Set problem:
Scan the data for "Singapore" and copy the lines it appears in.

· · ·

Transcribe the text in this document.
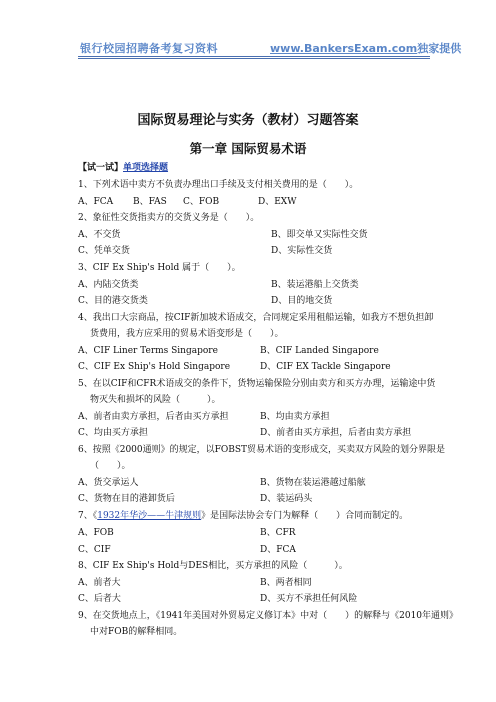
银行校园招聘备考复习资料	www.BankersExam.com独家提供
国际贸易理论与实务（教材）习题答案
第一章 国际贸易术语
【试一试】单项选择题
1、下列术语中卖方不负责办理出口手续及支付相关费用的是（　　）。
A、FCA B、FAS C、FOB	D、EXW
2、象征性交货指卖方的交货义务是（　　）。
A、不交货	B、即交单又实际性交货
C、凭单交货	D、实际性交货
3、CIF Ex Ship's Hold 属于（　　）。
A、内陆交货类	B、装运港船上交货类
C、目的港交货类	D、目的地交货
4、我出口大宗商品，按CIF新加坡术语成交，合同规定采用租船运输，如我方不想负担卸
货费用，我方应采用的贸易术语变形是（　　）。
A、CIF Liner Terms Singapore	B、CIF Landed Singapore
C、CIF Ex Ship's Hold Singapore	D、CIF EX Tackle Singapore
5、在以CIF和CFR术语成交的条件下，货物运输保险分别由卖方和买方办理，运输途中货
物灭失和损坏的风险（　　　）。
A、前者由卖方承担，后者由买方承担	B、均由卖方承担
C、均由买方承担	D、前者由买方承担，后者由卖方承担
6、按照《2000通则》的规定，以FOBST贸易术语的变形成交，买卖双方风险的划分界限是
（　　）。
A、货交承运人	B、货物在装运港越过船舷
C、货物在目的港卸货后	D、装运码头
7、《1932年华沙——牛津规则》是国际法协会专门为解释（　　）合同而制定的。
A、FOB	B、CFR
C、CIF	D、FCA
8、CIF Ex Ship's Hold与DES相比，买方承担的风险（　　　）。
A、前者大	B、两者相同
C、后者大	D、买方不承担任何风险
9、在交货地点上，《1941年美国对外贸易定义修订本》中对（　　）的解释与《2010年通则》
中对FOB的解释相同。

· · ·

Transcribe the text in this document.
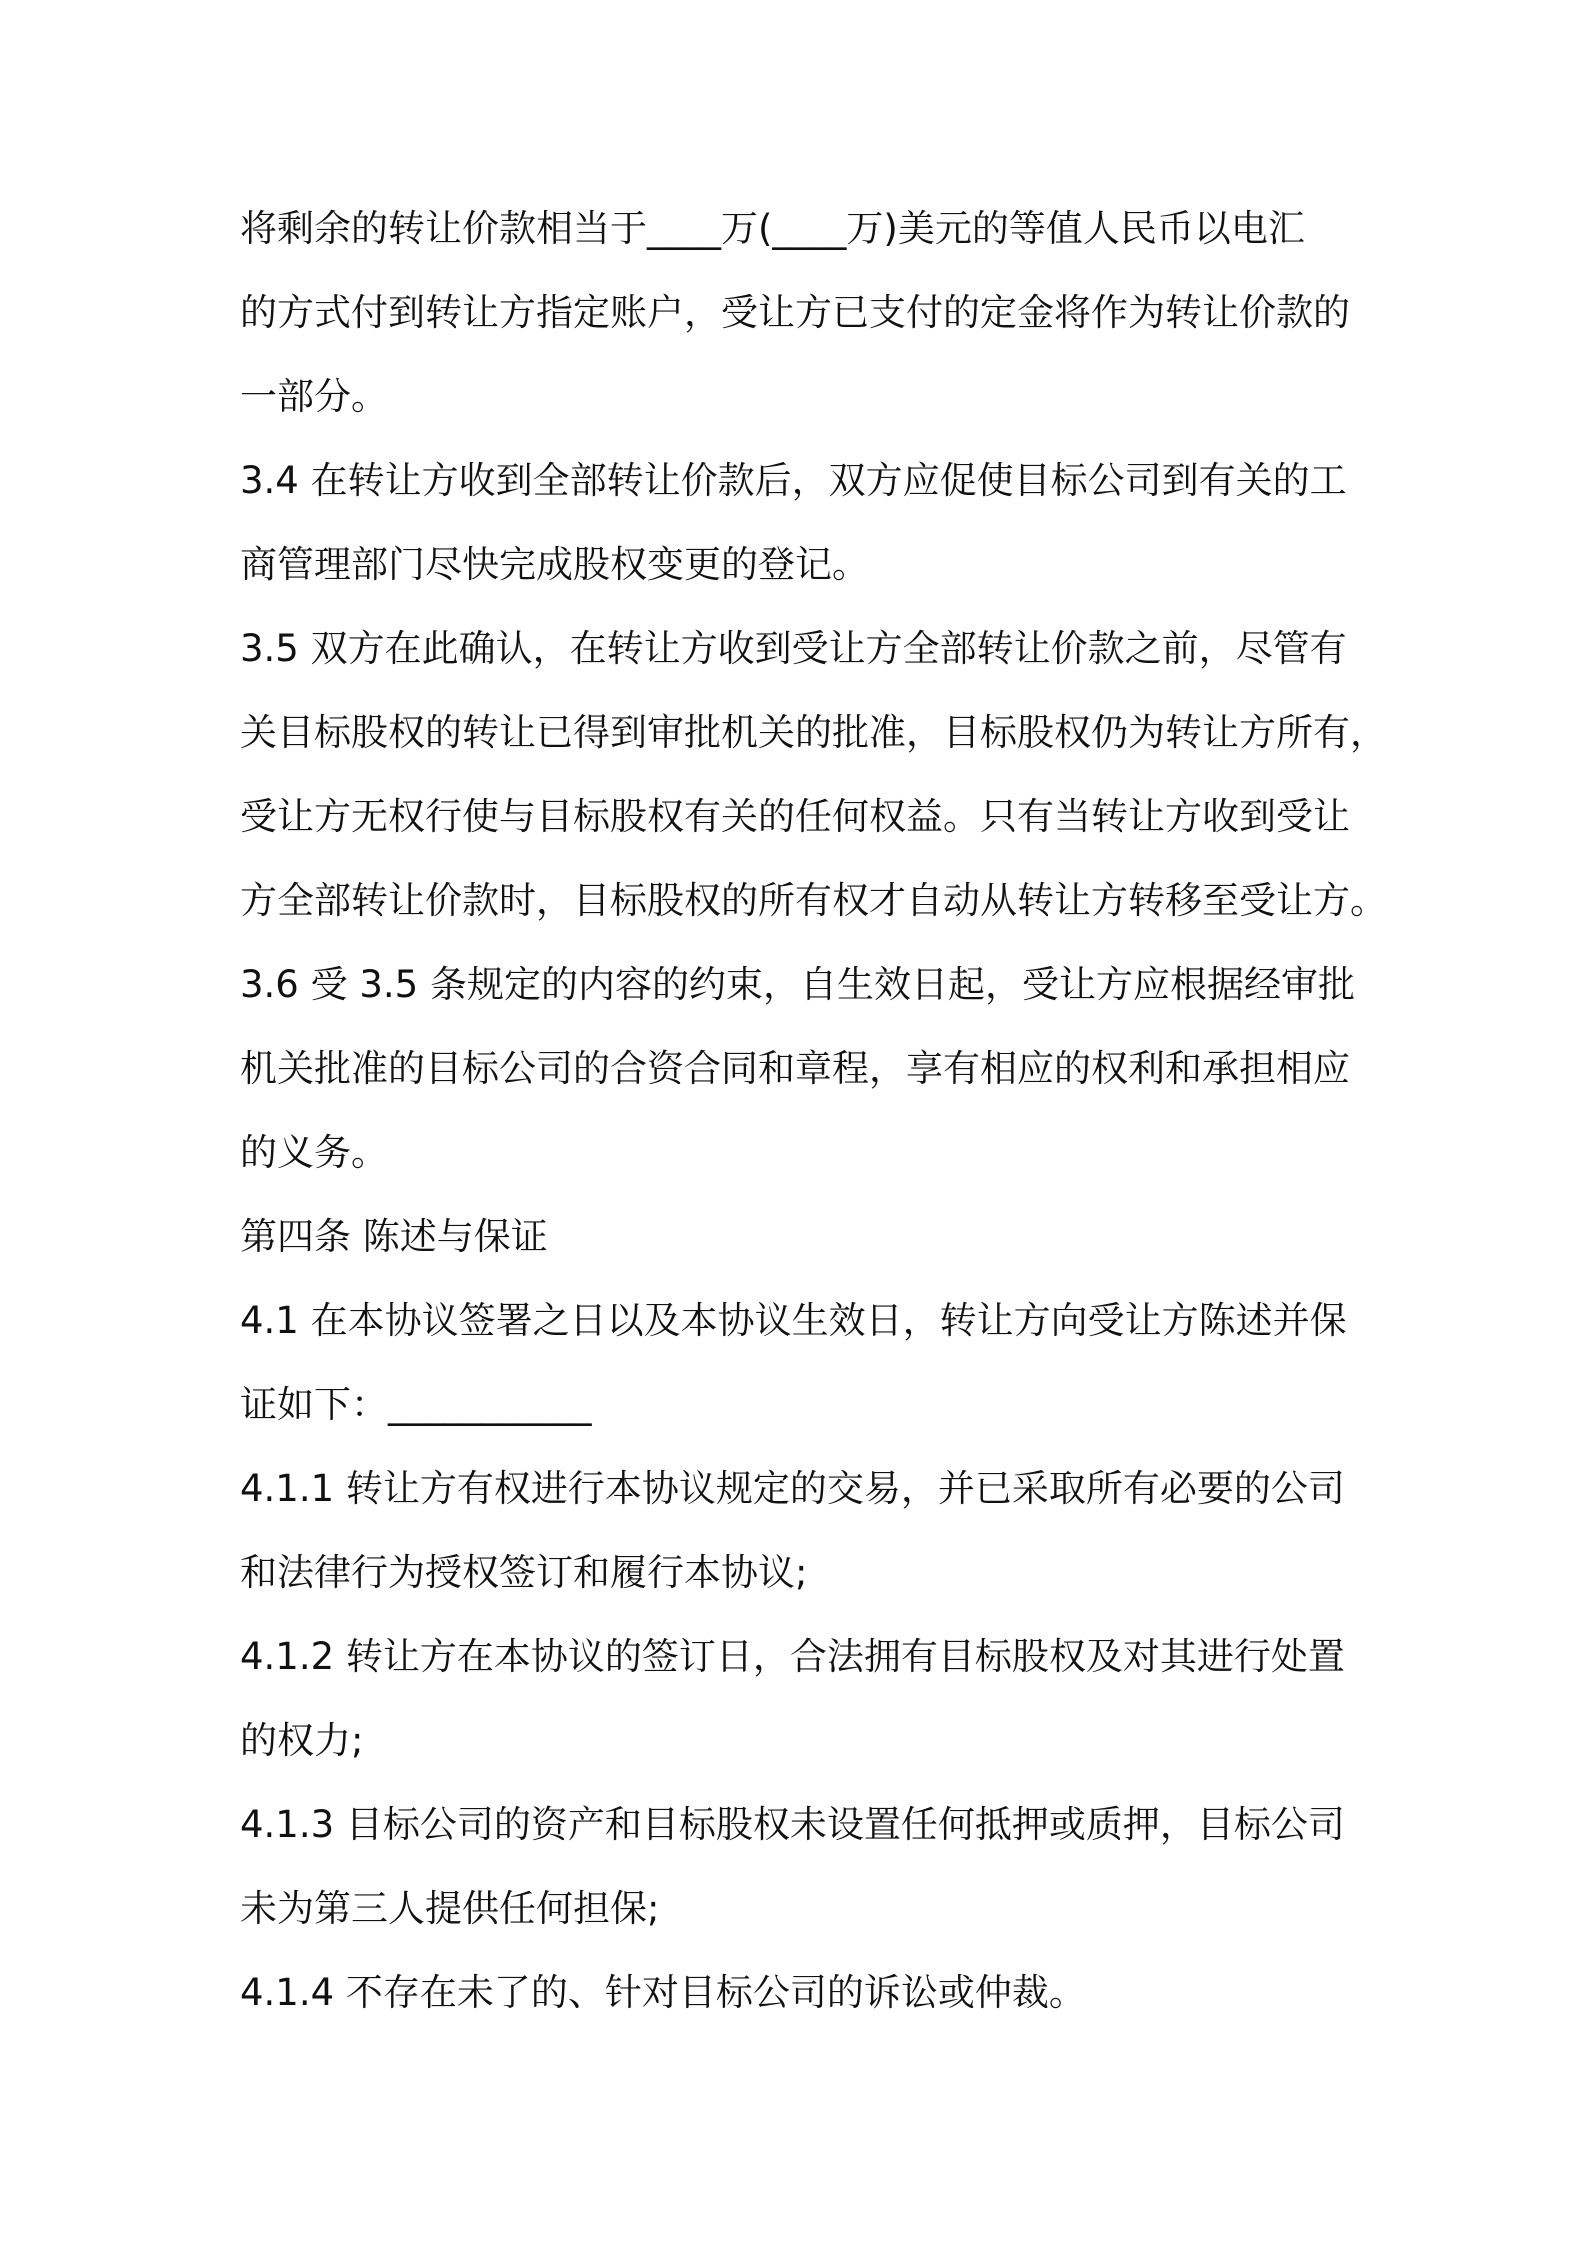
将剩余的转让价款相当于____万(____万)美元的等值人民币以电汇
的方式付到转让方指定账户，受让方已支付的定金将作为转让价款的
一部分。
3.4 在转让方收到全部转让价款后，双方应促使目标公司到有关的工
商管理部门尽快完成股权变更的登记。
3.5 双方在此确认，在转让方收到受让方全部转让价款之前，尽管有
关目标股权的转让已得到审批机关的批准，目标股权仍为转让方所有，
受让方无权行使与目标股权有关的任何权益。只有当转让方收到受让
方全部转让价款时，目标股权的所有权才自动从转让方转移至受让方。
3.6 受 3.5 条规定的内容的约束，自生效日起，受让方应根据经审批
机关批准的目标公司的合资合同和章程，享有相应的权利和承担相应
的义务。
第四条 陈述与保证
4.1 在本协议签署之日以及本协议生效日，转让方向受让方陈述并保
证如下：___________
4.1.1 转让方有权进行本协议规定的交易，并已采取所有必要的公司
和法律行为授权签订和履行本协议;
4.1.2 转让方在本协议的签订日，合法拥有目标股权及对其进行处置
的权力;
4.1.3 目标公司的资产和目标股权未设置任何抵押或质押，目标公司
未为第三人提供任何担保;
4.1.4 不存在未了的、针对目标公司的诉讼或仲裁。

· · ·

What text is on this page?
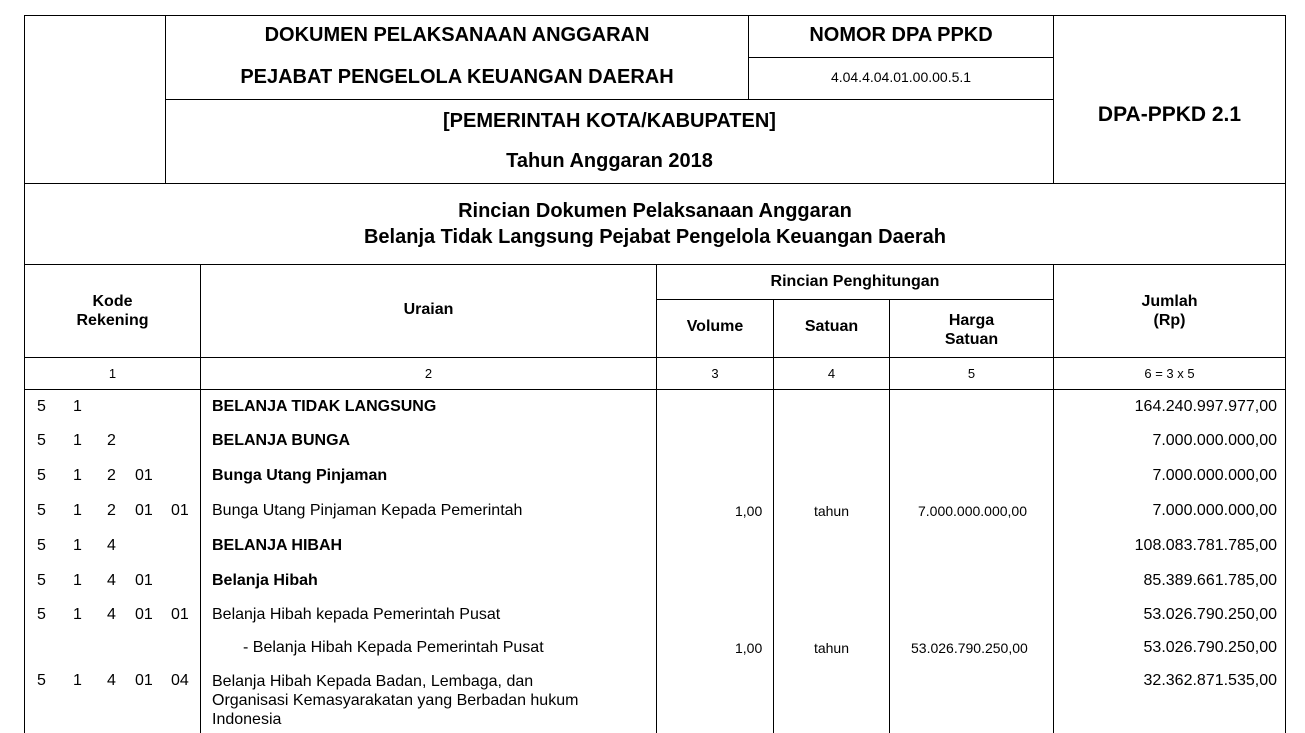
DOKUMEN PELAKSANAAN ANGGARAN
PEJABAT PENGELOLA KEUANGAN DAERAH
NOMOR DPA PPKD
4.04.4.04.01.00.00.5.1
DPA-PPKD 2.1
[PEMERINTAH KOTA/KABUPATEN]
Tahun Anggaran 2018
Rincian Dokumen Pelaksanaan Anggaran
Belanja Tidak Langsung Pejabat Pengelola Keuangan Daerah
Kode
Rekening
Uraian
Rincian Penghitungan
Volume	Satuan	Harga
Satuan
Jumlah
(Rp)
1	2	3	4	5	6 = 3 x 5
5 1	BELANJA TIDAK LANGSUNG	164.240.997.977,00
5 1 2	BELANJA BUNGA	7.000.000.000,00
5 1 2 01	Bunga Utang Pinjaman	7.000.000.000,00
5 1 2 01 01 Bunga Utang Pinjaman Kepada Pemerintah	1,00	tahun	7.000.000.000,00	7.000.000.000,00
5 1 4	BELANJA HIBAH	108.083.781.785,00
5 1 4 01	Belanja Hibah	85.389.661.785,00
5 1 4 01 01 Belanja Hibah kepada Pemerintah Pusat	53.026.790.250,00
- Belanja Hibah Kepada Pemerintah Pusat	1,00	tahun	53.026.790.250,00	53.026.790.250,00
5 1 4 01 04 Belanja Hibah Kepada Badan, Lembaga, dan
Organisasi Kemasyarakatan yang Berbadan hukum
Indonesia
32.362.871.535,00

· · ·

Expected answer:
A、CIF Liner Terms Singapore	B、CIF Landed Singapore
C、CIF Ex Ship's Hold Singapore	D、CIF EX Tackle Singapore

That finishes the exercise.